__Records from a dataset__:
------------------------------------------------

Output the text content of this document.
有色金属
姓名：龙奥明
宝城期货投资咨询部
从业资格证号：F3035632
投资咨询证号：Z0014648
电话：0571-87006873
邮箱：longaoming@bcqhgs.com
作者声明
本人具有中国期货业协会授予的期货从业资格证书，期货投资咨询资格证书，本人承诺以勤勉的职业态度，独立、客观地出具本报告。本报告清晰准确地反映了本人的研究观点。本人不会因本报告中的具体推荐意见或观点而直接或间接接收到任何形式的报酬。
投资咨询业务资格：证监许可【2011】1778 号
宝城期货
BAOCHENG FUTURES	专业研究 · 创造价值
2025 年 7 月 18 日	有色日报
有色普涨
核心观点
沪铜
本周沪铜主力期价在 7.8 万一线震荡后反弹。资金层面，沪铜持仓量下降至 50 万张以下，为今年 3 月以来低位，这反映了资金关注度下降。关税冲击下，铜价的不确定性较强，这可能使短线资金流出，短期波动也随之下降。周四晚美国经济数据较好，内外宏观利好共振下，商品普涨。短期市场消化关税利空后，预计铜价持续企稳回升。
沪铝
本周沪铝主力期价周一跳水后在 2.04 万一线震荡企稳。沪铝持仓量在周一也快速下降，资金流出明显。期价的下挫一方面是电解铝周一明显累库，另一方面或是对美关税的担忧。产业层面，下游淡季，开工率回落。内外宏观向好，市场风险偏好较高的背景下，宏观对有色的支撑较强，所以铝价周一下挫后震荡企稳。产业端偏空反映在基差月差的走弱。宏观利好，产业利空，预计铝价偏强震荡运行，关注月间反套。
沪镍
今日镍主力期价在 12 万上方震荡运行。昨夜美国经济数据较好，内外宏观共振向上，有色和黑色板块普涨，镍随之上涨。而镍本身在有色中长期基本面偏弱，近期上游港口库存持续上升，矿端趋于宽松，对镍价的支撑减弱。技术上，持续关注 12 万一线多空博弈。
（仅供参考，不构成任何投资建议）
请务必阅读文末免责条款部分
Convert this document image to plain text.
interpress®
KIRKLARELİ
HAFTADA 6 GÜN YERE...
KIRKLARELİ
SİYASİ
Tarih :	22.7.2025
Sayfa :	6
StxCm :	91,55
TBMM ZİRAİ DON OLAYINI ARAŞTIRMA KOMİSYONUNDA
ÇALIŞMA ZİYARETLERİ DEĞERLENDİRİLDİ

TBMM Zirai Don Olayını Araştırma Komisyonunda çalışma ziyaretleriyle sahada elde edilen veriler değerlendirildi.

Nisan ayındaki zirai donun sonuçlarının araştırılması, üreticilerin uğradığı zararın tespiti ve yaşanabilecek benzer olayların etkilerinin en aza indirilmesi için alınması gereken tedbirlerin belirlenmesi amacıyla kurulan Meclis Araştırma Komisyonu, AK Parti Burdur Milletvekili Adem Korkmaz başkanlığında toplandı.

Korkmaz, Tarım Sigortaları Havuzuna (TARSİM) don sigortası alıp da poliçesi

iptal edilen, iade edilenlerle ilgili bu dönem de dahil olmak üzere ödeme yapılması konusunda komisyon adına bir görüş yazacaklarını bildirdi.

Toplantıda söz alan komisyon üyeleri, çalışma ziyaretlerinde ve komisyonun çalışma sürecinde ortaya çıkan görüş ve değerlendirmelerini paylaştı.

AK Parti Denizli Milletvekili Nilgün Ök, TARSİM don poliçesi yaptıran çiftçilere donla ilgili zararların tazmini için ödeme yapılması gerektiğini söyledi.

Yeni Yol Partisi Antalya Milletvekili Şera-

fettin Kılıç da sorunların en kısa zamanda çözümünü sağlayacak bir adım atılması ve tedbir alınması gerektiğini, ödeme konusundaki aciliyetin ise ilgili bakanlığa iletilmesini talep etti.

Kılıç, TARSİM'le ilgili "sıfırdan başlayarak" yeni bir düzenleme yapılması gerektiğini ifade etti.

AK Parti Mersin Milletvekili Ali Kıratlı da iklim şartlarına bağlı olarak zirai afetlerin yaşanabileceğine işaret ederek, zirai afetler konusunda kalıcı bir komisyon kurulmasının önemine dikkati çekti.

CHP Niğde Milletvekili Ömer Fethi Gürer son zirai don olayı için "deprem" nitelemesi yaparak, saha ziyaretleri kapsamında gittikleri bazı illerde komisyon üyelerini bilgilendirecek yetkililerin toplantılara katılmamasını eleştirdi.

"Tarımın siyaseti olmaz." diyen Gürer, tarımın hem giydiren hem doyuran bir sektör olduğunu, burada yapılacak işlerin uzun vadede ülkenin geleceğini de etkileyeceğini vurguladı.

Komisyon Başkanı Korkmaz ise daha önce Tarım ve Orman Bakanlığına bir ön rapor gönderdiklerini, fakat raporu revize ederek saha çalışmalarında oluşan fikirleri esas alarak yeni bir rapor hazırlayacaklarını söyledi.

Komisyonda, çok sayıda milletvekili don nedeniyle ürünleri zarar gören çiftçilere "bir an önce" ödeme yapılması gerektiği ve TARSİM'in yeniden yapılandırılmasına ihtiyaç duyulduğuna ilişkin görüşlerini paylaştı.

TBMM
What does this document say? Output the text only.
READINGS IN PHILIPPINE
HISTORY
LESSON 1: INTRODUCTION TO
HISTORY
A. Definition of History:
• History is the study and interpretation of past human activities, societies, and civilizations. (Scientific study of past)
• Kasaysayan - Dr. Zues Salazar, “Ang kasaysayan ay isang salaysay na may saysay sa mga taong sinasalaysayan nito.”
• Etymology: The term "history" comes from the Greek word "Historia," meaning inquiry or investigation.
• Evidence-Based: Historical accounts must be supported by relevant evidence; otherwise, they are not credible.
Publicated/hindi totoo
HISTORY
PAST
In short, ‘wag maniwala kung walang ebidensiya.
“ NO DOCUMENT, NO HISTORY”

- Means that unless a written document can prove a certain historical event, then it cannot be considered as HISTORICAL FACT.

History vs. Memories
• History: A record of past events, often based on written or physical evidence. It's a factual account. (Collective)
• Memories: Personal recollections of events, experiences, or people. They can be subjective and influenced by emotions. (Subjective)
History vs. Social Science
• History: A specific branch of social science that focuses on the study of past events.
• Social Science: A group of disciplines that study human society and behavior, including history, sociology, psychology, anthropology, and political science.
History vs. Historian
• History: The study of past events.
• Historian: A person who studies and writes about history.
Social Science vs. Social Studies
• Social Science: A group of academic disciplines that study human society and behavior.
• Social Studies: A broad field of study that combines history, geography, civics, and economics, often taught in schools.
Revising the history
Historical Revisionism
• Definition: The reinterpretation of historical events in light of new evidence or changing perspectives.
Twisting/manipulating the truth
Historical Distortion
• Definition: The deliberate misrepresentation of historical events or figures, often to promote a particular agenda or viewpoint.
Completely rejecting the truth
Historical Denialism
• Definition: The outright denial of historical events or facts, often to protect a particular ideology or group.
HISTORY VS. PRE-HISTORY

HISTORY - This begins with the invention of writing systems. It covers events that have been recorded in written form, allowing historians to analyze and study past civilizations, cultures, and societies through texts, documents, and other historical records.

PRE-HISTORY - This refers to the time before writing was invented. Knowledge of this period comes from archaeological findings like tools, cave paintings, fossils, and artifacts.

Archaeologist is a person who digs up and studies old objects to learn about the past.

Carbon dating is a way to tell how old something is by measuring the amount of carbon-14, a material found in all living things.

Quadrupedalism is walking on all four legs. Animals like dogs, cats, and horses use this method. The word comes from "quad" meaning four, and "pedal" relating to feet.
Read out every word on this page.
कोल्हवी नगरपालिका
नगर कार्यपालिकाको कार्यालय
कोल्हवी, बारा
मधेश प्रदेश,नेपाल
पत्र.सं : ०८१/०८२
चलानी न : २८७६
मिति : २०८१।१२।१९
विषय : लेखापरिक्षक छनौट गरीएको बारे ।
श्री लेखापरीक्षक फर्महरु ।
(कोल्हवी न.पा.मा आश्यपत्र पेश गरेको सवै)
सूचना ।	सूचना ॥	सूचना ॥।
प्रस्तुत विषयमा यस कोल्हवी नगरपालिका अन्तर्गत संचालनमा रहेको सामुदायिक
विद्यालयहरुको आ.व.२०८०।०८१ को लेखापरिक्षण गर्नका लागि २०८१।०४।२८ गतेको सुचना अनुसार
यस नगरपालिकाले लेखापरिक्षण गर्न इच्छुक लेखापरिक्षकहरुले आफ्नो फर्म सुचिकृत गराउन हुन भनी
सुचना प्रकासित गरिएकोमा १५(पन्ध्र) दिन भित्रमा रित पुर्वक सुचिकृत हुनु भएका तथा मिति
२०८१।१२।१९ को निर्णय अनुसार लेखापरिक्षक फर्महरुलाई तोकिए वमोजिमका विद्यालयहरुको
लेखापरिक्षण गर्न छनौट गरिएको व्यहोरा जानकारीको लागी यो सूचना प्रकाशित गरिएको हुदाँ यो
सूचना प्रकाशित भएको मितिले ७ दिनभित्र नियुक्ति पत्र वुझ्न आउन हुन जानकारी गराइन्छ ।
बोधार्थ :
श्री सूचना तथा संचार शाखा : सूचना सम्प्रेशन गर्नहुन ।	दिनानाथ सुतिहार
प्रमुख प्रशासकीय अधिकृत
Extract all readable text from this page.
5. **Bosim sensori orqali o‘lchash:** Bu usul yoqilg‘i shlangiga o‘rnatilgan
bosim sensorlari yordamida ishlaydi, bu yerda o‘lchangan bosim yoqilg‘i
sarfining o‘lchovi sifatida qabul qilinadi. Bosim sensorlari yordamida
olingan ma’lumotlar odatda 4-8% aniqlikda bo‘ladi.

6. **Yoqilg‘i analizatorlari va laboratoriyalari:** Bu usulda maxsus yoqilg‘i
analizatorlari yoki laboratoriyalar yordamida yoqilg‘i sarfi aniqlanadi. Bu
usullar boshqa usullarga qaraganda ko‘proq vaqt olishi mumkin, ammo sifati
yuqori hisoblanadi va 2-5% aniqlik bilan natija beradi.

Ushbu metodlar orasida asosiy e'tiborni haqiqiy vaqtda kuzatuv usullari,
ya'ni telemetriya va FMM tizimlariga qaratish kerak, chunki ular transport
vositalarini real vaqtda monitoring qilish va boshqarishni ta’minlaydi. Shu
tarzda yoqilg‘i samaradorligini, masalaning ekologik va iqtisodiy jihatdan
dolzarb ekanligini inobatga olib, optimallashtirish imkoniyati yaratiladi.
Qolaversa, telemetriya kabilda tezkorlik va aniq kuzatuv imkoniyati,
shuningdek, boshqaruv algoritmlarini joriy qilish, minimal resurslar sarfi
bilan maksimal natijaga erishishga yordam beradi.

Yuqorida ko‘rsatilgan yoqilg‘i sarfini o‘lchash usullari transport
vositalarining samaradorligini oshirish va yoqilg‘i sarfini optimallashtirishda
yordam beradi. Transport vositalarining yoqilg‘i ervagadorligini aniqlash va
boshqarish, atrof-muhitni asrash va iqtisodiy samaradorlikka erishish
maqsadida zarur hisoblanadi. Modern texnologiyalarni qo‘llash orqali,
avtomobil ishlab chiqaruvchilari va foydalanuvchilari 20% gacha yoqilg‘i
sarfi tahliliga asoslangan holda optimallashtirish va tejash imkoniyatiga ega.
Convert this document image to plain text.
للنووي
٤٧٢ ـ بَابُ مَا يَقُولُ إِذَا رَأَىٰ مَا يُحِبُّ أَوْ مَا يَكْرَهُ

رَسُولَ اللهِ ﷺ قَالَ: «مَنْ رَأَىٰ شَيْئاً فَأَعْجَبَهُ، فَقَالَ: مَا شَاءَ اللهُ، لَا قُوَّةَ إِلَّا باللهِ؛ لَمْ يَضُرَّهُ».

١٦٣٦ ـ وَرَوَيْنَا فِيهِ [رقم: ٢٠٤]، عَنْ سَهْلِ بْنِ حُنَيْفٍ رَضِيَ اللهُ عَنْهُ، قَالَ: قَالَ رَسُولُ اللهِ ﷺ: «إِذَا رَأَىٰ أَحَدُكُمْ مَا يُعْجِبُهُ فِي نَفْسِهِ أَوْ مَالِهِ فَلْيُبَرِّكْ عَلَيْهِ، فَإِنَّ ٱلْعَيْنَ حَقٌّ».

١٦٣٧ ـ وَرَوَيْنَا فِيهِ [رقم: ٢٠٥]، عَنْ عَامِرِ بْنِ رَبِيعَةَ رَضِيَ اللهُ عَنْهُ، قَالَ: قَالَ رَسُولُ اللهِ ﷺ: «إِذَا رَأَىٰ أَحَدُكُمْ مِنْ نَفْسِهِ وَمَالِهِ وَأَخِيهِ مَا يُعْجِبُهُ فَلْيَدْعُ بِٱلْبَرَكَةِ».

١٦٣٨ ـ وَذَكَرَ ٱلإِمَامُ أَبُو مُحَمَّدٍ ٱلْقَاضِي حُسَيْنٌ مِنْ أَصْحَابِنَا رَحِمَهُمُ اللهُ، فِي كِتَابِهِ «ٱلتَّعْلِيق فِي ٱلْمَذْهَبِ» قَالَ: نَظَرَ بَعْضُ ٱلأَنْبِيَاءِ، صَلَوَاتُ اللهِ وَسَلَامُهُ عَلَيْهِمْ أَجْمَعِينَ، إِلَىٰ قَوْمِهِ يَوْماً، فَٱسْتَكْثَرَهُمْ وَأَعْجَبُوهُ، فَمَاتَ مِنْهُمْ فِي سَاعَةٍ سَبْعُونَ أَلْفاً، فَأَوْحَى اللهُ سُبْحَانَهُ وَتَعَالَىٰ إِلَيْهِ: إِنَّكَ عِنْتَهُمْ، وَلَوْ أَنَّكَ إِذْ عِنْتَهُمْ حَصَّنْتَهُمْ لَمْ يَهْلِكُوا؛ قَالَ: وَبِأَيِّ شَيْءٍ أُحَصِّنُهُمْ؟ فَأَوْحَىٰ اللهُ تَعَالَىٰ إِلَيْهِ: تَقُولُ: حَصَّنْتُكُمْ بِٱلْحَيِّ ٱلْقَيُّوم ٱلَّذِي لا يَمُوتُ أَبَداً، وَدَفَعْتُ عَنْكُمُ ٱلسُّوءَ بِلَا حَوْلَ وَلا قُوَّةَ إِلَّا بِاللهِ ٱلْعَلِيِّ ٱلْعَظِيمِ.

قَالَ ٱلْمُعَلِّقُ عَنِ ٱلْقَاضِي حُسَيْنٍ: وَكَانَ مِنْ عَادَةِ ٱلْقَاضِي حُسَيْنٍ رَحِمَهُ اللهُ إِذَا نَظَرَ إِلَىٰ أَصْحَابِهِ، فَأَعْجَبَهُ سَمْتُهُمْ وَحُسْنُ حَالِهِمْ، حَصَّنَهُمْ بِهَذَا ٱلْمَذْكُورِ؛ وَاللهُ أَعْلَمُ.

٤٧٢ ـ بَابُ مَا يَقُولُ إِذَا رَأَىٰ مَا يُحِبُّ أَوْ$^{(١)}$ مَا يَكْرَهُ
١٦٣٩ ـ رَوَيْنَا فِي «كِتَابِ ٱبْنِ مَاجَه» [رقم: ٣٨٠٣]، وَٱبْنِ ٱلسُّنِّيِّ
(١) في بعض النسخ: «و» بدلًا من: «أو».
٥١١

------------------------------------------------

__Work to be completed__: Search the data above for the word "ödeme", then gather each line in which it appears.

__Result for this task__:
iptal edilen, iade edilenlerle ilgili bu dönem de dahil olmak üzere ödeme yapılması konusunda komisyon adına bir görüş yazacaklarını bildirdi.
AK Parti Denizli Milletvekili Nilgün Ök, TARSİM don poliçesi yaptıran çiftçilere donla ilgili zararların tazmini için ödeme yapılması gerektiğini söyledi.
fettin Kılıç da sorunların en kısa zamanda çözümünü sağlayacak bir adım atılması ve tedbir alınması gerektiğini, ödeme konusundaki aciliyetin ise ilgili bakanlığa iletilmesini talep etti.
Komisyonda, çok sayıda milletvekili don nedeniyle ürünleri zarar gören çiftçilere "bir an önce" ödeme yapılması gerektiği ve TARSİM'in yeniden yapılandırılmasına ihtiyaç duyulduğuna ilişkin görüşlerini paylaştı.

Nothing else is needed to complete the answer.